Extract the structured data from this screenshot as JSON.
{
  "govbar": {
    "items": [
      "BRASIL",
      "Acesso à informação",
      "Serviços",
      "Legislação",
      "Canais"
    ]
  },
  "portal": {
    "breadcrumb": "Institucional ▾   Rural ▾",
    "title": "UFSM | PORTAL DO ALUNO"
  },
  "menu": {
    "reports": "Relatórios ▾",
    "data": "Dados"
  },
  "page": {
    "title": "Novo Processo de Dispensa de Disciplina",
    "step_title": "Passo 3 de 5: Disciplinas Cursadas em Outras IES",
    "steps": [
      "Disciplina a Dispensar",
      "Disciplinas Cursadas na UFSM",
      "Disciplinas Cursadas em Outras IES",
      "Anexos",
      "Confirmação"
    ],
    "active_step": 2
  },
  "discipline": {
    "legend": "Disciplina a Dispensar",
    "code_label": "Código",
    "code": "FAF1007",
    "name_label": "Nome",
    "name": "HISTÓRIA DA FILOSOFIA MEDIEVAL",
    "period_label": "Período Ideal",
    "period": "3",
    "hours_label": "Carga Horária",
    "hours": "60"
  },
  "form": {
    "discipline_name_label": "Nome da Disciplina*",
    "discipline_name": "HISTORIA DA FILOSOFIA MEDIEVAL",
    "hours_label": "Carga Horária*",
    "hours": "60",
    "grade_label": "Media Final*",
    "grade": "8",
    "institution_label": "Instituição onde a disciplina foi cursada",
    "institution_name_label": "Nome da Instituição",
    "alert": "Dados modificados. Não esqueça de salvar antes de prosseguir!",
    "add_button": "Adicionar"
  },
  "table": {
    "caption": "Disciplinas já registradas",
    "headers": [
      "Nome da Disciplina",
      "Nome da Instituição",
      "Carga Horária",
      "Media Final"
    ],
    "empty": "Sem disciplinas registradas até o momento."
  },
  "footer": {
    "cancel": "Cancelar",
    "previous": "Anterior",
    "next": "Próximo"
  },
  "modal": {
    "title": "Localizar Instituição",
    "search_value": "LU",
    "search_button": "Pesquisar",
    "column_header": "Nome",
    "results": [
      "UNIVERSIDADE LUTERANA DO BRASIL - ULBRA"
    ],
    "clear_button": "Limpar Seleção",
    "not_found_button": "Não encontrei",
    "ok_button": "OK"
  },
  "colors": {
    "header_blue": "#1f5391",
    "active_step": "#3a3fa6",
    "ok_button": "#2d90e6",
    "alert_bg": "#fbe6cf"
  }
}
=======
Work to complete: Reproduce every line from the entries that holds the word "Final".

Solved exercise:
    "grade_label": "Media Final*",
      "Media Final"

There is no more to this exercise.